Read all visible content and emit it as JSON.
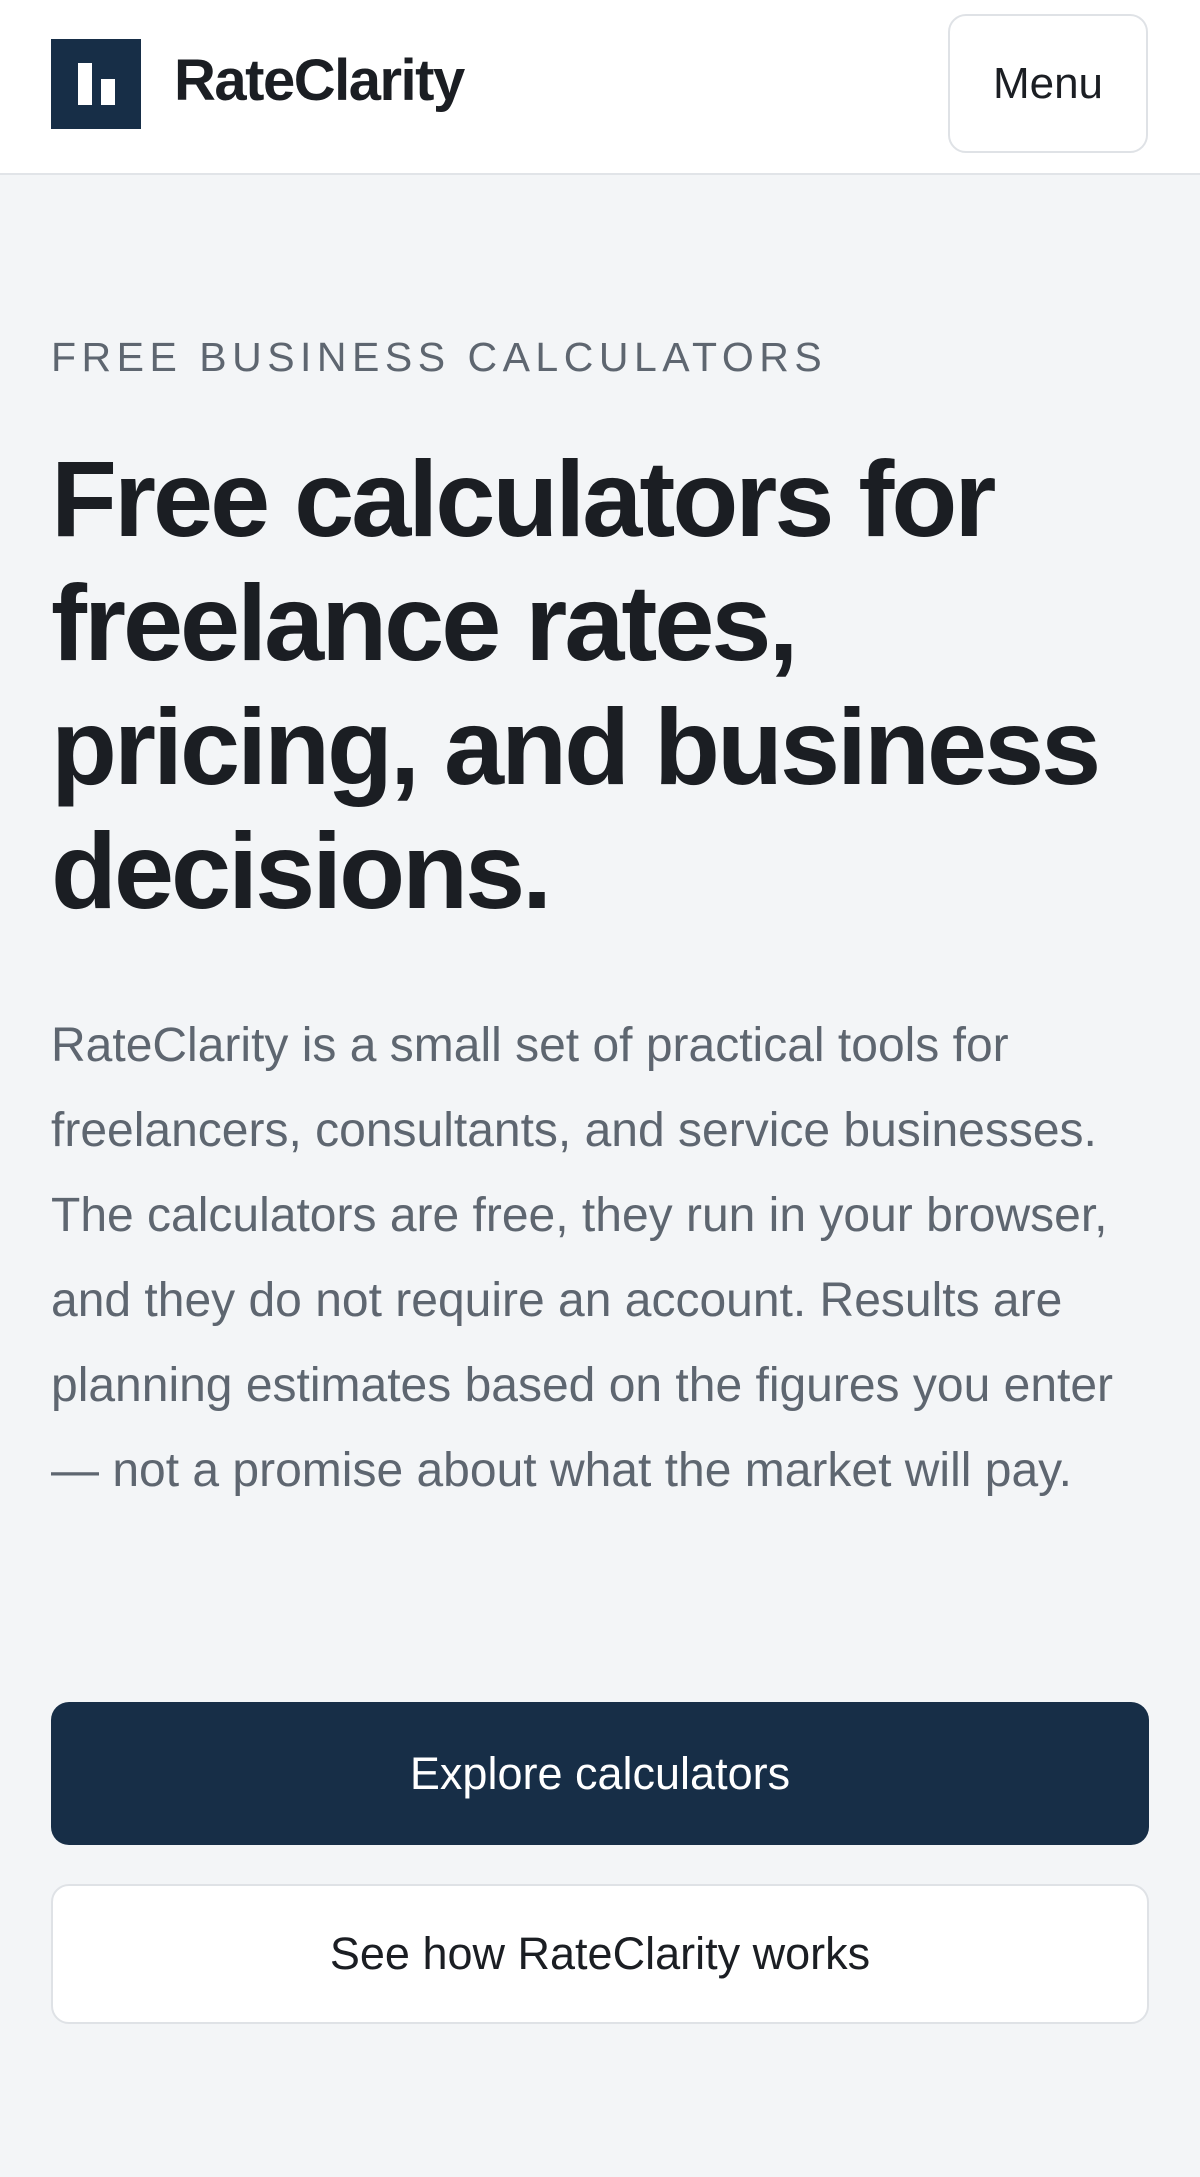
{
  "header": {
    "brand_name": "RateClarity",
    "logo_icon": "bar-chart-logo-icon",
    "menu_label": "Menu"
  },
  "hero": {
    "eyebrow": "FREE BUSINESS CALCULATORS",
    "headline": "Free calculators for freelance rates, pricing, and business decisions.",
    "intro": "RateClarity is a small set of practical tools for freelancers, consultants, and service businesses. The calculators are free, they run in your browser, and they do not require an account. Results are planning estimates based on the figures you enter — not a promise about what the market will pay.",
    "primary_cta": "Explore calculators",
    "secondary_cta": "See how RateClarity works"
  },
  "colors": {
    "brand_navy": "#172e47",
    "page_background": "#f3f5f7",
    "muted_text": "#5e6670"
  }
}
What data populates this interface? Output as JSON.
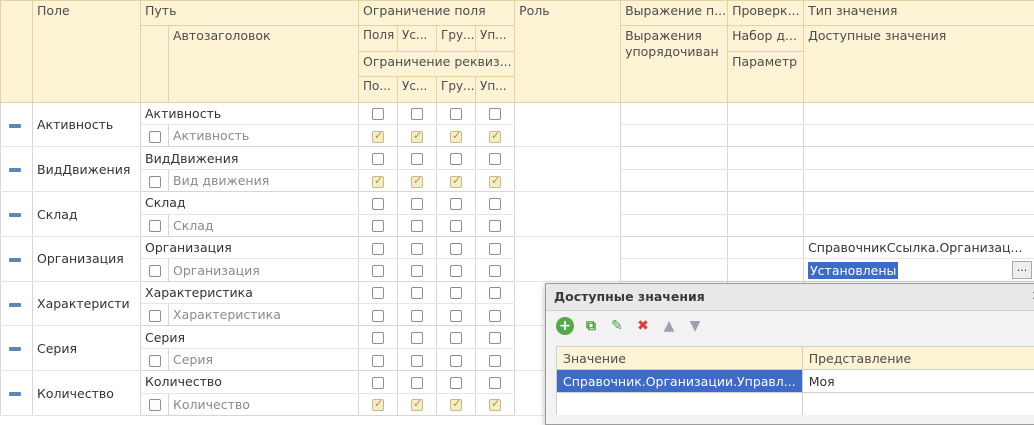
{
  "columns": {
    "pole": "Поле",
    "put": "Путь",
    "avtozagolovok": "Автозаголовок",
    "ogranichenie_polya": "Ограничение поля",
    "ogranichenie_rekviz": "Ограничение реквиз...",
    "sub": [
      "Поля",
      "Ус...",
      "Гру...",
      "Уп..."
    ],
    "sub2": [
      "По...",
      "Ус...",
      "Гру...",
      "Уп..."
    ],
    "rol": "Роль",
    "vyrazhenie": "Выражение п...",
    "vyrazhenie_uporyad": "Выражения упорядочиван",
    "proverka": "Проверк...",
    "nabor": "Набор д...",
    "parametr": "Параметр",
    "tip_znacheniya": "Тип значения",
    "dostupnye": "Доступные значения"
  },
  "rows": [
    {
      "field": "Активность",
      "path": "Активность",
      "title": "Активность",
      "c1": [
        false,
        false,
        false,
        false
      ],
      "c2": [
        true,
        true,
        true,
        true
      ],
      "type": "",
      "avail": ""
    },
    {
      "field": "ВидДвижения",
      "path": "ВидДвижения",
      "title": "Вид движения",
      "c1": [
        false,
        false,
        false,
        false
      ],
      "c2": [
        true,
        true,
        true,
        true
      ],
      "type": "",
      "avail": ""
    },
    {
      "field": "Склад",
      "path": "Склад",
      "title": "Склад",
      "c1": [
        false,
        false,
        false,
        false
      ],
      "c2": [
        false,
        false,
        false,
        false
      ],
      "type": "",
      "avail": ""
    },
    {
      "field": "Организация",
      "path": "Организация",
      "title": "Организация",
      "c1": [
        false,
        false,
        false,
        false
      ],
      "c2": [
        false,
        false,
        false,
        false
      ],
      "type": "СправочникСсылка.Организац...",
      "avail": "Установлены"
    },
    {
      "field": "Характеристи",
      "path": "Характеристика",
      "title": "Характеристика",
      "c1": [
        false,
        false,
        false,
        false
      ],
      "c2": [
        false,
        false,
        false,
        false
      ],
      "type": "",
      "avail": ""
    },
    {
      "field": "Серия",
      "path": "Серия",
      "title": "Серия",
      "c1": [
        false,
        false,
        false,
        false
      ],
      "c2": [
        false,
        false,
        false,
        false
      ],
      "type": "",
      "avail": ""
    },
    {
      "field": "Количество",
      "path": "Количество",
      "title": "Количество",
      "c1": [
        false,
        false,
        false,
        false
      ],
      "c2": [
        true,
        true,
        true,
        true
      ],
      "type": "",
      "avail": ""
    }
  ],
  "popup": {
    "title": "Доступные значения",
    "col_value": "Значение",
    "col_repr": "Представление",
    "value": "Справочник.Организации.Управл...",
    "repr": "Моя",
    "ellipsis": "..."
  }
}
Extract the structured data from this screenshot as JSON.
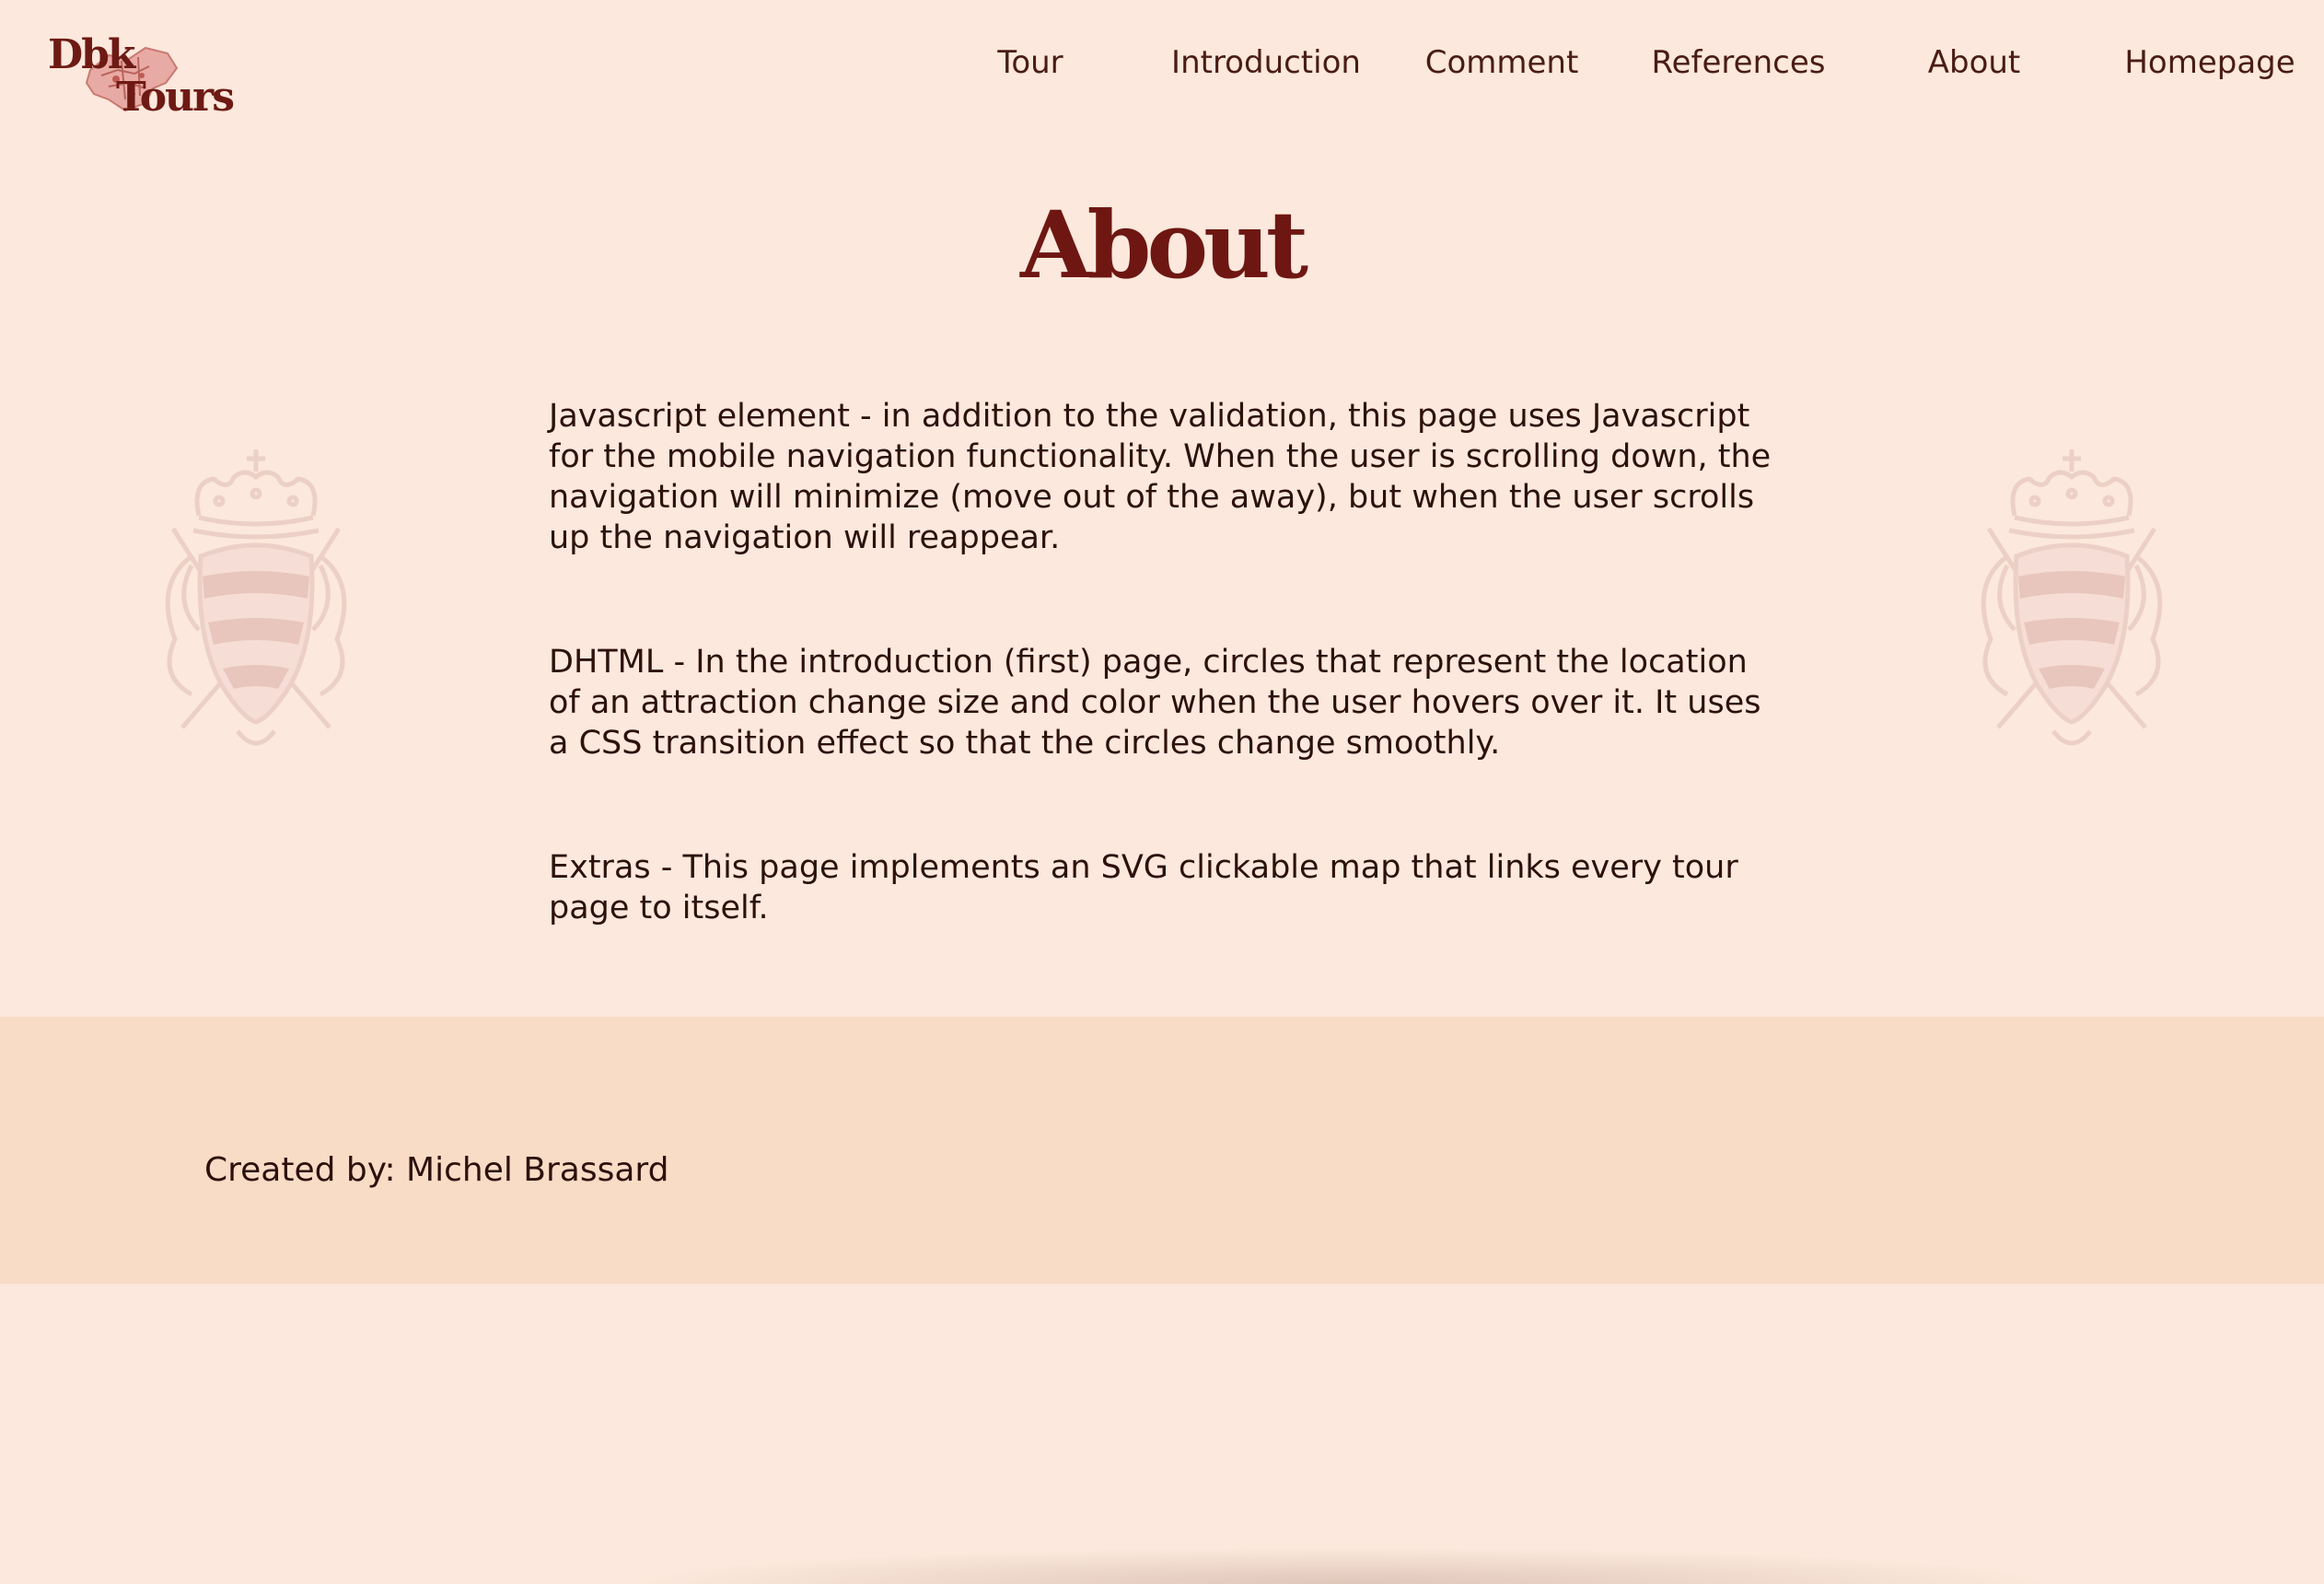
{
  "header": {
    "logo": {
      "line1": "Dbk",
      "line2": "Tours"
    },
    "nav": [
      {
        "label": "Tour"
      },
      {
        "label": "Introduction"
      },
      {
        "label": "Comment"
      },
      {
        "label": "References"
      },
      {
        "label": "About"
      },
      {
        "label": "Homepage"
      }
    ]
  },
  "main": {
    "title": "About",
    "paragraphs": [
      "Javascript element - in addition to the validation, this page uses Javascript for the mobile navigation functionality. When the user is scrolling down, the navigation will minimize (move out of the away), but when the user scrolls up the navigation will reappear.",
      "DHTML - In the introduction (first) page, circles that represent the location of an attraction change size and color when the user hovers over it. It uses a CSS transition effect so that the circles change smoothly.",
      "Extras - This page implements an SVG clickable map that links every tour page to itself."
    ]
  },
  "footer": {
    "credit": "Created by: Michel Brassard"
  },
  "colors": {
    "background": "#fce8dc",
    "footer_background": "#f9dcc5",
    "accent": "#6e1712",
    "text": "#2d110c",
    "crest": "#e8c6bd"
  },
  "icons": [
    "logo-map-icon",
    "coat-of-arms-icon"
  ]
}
******
EXERCISE BRIEF.
Identify each line holding the string "RateClarity", and copy it out.

ANSWER TO THE TASK.
    "brand_name": "RateClarity",
    "intro": "RateClarity is a small set of practical tools for freelancers, consultants, and service businesses. The calculators are free, they run in your browser, and they do not require an account. Results are planning estimates based on the figures you enter — not a promise about what the market will pay.",
    "secondary_cta": "See how RateClarity works"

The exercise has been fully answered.